EXERCISE TASK >>
Identify and reproduce every line holding the string "this".

──────── TASK INPUTS

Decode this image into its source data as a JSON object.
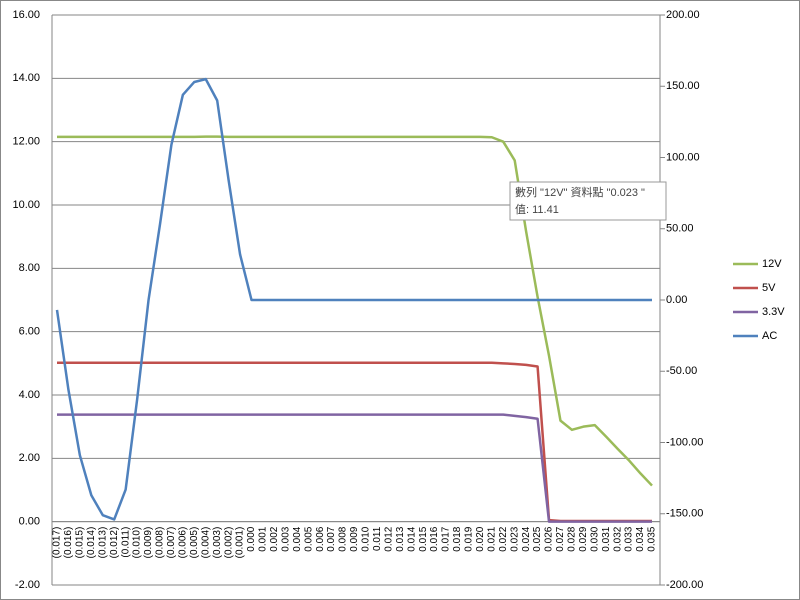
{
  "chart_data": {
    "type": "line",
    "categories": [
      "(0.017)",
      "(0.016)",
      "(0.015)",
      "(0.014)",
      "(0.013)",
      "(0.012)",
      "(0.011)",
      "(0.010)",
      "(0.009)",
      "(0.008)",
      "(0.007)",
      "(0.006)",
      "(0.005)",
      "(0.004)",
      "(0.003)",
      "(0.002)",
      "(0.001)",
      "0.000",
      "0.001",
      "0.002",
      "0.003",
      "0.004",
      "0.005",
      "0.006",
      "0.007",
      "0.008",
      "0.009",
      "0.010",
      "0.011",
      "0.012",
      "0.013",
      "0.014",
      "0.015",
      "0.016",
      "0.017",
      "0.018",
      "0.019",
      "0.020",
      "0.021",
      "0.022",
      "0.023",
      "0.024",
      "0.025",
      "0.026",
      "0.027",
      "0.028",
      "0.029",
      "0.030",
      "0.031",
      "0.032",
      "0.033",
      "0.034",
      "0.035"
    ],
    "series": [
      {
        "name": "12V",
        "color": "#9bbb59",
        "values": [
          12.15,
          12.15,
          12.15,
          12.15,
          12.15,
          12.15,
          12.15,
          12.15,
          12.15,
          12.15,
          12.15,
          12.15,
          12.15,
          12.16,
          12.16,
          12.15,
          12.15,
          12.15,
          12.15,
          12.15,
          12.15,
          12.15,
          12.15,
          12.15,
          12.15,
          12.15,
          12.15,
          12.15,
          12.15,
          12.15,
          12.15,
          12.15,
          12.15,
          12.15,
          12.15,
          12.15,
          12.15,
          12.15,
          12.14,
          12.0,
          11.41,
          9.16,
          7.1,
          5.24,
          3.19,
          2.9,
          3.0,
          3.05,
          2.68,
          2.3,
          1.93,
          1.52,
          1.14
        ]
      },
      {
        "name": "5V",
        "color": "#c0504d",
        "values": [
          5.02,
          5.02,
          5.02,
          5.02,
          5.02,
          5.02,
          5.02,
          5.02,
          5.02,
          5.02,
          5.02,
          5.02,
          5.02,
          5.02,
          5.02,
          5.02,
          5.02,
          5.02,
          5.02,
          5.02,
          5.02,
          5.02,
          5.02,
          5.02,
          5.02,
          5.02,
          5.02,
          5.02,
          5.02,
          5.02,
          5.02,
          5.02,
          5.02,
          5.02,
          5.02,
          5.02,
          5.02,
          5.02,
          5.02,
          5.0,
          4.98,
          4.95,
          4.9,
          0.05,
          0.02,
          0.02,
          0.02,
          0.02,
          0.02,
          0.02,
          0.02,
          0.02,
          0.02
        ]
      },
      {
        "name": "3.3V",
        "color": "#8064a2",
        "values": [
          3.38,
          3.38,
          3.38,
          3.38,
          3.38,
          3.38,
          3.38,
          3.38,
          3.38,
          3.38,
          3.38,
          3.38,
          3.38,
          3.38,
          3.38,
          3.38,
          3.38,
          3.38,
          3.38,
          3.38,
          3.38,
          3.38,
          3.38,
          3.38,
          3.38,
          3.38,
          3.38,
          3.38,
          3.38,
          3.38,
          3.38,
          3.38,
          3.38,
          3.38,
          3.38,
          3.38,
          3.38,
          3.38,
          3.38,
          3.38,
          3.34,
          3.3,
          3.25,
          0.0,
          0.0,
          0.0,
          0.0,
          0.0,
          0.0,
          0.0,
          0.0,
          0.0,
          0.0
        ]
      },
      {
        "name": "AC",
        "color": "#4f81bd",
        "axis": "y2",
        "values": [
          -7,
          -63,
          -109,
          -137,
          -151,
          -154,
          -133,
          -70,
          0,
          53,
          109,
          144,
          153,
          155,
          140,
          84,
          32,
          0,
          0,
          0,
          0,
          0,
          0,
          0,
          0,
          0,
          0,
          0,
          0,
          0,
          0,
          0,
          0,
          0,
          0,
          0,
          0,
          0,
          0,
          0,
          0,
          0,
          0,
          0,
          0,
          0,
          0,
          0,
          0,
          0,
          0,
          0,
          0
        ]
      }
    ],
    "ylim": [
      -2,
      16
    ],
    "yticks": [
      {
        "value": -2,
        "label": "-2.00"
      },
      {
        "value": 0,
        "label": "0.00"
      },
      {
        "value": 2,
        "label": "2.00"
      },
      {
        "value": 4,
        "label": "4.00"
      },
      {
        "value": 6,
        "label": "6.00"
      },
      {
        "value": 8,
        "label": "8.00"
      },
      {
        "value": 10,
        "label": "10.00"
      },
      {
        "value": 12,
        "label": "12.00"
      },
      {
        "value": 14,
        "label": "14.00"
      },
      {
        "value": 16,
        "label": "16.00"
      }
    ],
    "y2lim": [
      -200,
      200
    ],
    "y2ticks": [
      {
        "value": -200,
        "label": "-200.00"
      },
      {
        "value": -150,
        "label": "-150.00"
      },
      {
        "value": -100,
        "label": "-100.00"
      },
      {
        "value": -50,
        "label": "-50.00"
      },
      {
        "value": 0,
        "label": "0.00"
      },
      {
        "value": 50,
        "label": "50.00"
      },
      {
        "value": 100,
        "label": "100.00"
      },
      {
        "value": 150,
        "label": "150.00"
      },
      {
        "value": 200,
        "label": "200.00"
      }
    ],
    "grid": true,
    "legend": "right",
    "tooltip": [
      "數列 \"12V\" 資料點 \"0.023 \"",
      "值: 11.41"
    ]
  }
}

────────────────
──────── TASK INPUTS

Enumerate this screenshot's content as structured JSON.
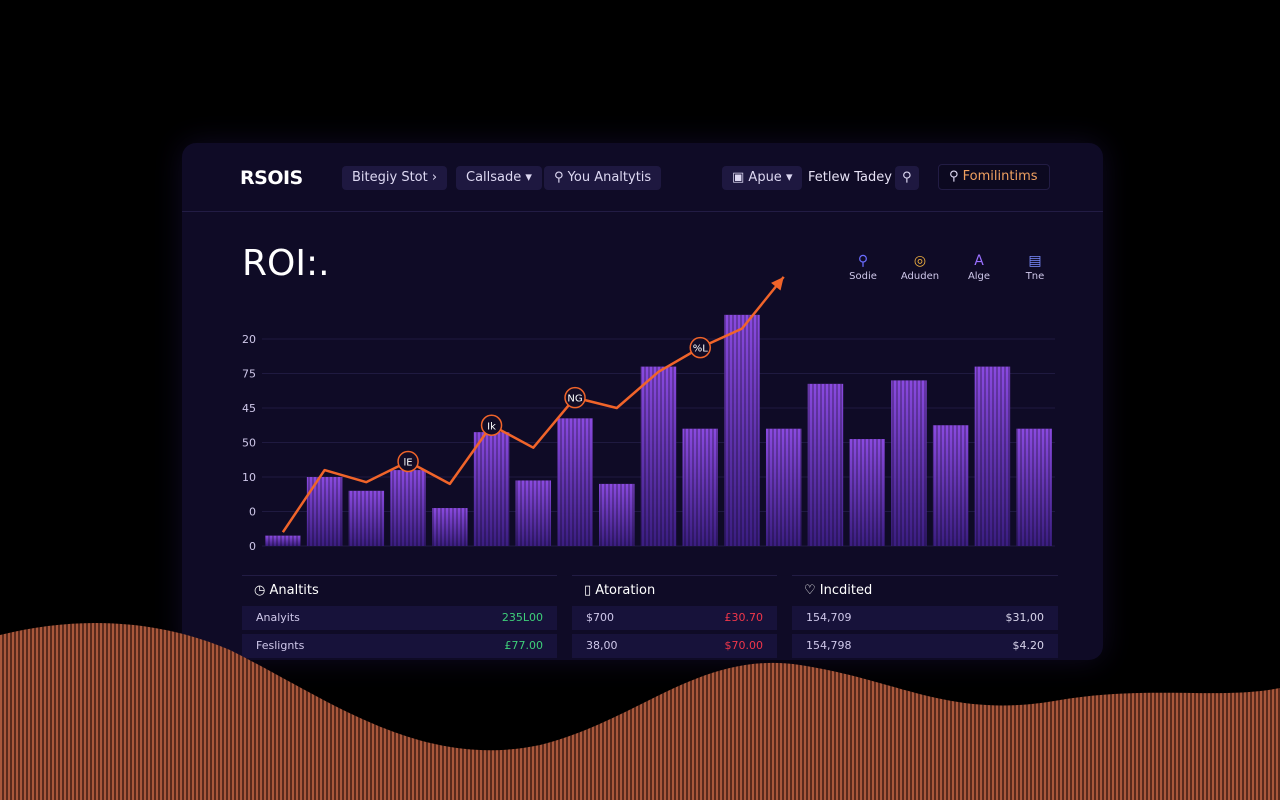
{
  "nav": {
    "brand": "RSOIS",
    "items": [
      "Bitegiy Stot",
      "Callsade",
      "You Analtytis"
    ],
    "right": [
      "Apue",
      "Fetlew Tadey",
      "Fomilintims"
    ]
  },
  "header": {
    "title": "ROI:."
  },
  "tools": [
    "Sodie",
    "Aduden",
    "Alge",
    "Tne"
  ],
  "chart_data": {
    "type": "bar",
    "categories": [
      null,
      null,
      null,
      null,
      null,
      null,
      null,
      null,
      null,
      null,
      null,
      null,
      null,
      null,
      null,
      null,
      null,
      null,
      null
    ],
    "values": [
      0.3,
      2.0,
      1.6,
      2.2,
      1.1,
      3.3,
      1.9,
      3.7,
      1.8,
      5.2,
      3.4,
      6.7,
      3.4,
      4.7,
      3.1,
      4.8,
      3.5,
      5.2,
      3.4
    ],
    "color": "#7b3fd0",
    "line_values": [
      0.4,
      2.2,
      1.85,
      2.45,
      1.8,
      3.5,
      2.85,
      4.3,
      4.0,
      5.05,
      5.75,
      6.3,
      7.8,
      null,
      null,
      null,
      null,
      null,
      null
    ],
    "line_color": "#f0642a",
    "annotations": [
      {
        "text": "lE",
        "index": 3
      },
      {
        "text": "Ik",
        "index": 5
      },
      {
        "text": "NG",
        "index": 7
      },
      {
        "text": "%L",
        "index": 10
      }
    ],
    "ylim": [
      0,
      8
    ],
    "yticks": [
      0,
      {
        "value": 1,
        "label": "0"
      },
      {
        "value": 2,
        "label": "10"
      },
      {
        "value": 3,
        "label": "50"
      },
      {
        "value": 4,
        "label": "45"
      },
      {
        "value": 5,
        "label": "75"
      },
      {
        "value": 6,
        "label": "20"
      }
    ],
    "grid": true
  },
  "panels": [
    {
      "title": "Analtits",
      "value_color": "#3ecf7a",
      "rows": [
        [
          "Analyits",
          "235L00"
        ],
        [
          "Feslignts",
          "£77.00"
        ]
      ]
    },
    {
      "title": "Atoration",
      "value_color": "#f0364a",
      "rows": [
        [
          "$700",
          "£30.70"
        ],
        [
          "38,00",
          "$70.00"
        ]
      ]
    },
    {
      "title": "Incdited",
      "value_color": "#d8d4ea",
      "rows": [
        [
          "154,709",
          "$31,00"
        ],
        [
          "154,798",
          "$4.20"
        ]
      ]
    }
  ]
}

────────────────

ANSWER IN FULL >>
Decode this image into its source data as a JSON object.
Enumerate this screenshot's content as structured JSON.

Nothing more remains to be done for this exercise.